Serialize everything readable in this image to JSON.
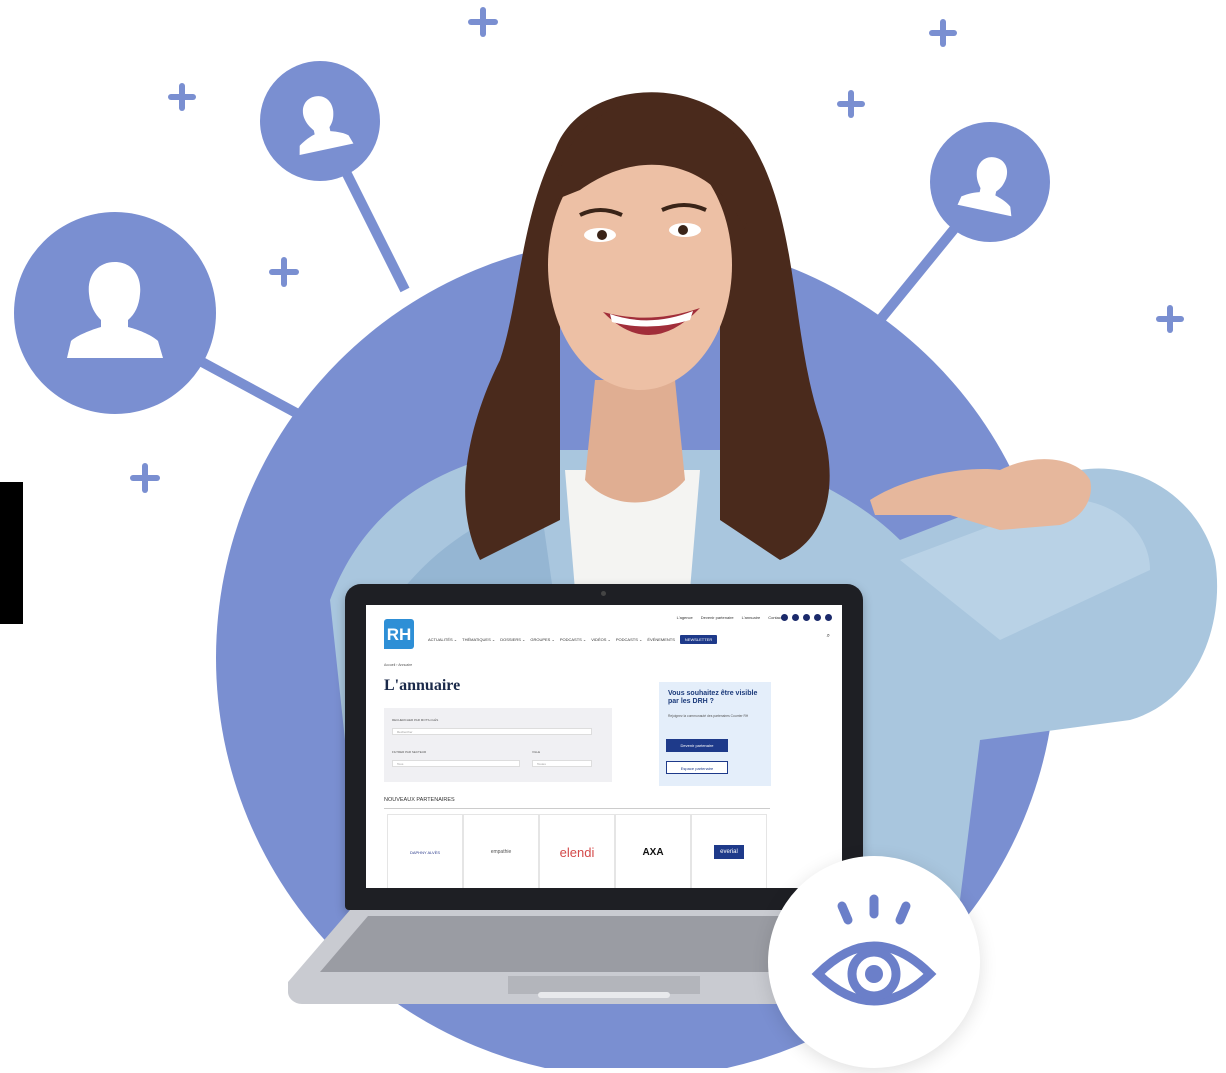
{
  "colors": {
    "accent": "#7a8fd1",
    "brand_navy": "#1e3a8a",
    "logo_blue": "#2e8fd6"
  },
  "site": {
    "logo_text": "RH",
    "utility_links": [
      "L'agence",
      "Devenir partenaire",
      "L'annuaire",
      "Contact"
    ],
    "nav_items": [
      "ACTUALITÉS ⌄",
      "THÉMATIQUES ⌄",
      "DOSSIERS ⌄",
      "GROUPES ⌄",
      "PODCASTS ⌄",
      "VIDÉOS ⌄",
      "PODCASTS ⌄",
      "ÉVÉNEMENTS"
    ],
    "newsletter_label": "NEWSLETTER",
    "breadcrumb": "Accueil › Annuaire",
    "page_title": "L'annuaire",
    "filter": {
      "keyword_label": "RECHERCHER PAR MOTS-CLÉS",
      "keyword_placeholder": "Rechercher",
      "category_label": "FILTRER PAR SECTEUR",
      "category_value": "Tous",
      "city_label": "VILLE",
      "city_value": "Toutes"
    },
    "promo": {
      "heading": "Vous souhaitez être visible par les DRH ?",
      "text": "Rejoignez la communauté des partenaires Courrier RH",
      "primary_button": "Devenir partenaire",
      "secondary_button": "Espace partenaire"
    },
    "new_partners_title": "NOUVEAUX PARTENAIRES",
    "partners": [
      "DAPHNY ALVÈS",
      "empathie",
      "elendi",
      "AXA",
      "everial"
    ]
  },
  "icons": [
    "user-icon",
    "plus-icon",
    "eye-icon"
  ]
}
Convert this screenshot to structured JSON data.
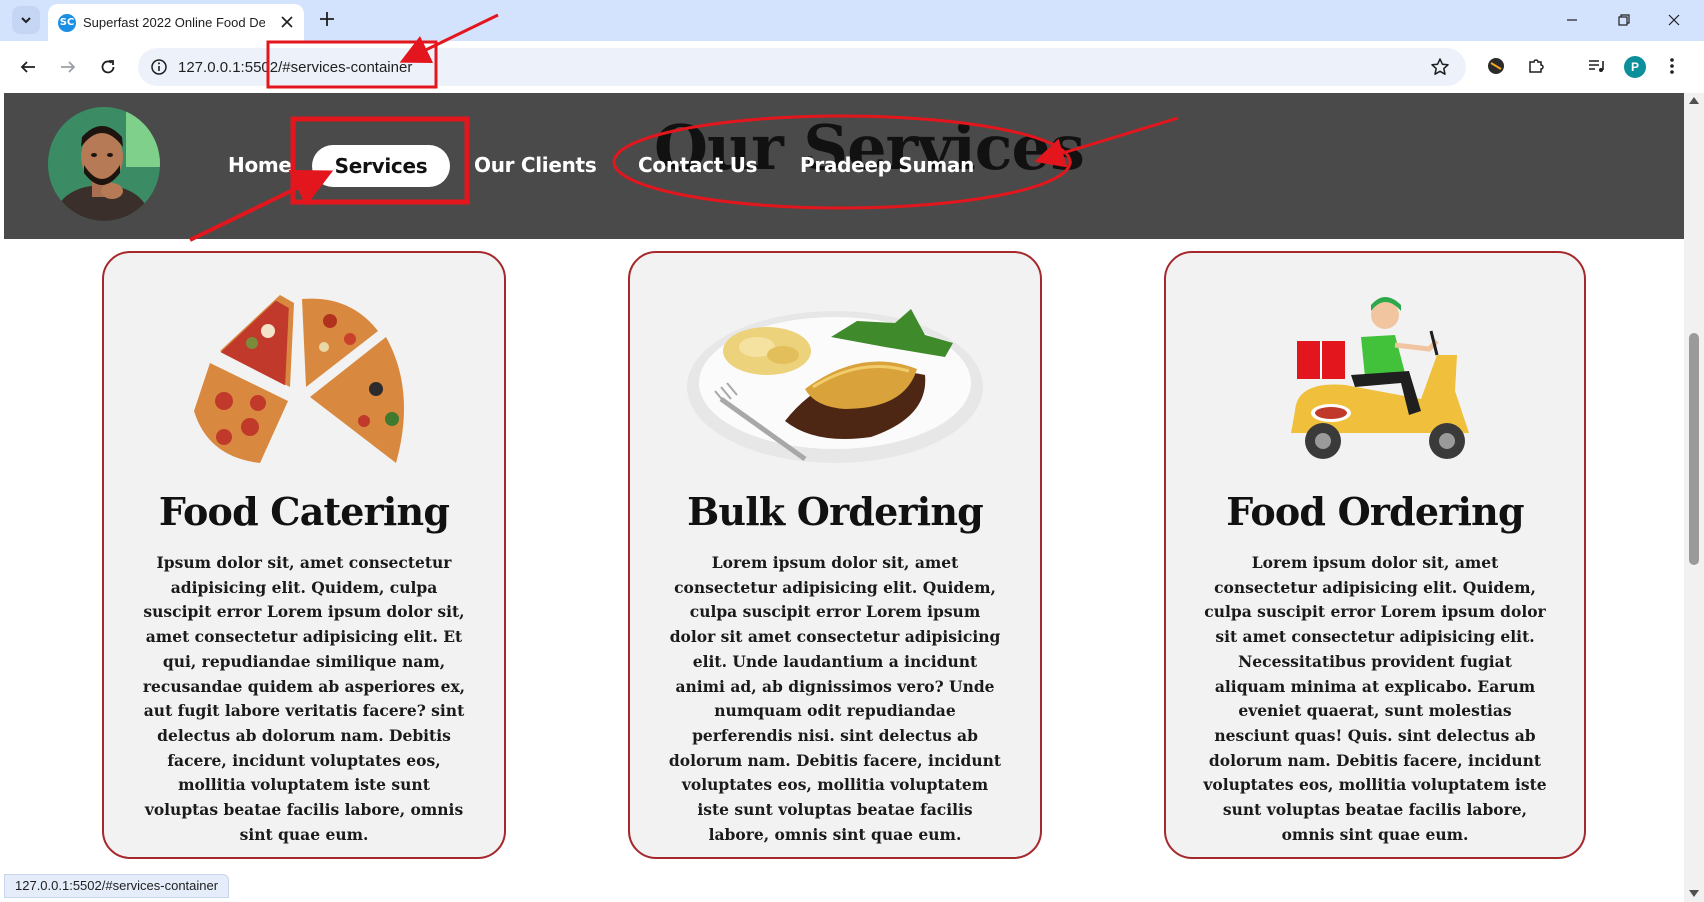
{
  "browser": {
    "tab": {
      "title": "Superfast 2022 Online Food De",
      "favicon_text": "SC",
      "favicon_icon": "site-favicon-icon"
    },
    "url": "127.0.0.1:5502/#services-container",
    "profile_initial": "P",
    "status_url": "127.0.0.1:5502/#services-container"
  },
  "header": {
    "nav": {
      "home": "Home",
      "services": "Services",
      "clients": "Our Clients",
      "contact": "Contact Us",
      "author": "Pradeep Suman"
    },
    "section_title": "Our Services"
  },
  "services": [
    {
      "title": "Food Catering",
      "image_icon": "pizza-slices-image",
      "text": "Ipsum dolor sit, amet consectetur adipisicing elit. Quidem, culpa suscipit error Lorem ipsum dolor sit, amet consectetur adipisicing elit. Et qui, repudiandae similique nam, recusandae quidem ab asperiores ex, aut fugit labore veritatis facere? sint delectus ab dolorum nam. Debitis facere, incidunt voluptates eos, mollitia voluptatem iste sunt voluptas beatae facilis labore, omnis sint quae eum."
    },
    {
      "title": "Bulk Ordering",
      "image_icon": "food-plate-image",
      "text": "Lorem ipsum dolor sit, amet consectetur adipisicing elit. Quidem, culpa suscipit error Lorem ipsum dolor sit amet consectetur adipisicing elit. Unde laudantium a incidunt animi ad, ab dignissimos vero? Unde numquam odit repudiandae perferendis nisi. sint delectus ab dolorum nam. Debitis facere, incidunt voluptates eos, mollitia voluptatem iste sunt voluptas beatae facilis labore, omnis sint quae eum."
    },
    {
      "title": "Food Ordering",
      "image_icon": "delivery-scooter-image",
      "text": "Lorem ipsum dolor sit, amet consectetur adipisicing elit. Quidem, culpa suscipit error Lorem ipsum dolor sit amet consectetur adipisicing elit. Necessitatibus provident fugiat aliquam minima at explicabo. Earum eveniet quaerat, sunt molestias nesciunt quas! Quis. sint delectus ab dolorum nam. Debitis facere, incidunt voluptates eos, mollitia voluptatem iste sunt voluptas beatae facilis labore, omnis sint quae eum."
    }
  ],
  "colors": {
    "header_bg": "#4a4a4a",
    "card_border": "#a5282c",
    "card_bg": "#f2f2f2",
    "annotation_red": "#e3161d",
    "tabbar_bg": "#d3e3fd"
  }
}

◆ ◆ ◆ ◆ ◆ ◆ ◆

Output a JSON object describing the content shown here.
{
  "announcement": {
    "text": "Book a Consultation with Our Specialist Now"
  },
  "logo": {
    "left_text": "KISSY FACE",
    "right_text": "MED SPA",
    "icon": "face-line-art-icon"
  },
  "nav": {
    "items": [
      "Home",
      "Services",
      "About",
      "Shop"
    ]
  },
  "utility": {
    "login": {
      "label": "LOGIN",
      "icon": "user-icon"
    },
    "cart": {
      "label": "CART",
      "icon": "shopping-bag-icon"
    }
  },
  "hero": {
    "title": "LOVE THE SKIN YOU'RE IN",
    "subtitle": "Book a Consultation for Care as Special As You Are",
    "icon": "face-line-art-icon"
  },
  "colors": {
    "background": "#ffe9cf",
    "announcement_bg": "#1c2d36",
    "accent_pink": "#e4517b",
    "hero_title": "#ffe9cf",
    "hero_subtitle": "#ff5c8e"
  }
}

◆ ◆ ◆ ◆ ◆ ◆ ◆

### Task prompt
In the listing above, find each line with the word "voluptates" and copy it.

### Correct response
      "text": "Ipsum dolor sit, amet consectetur adipisicing elit. Quidem, culpa suscipit error Lorem ipsum dolor sit, amet consectetur adipisicing elit. Et qui, repudiandae similique nam, recusandae quidem ab asperiores ex, aut fugit labore veritatis facere? sint delectus ab dolorum nam. Debitis facere, incidunt voluptates eos, mollitia voluptatem iste sunt voluptas beatae facilis labore, omnis sint quae eum."
      "text": "Lorem ipsum dolor sit, amet consectetur adipisicing elit. Quidem, culpa suscipit error Lorem ipsum dolor sit amet consectetur adipisicing elit. Unde laudantium a incidunt animi ad, ab dignissimos vero? Unde numquam odit repudiandae perferendis nisi. sint delectus ab dolorum nam. Debitis facere, incidunt voluptates eos, mollitia voluptatem iste sunt voluptas beatae facilis labore, omnis sint quae eum."
      "text": "Lorem ipsum dolor sit, amet consectetur adipisicing elit. Quidem, culpa suscipit error Lorem ipsum dolor sit amet consectetur adipisicing elit. Necessitatibus provident fugiat aliquam minima at explicabo. Earum eveniet quaerat, sunt molestias nesciunt quas! Quis. sint delectus ab dolorum nam. Debitis facere, incidunt voluptates eos, mollitia voluptatem iste sunt voluptas beatae facilis labore, omnis sint quae eum."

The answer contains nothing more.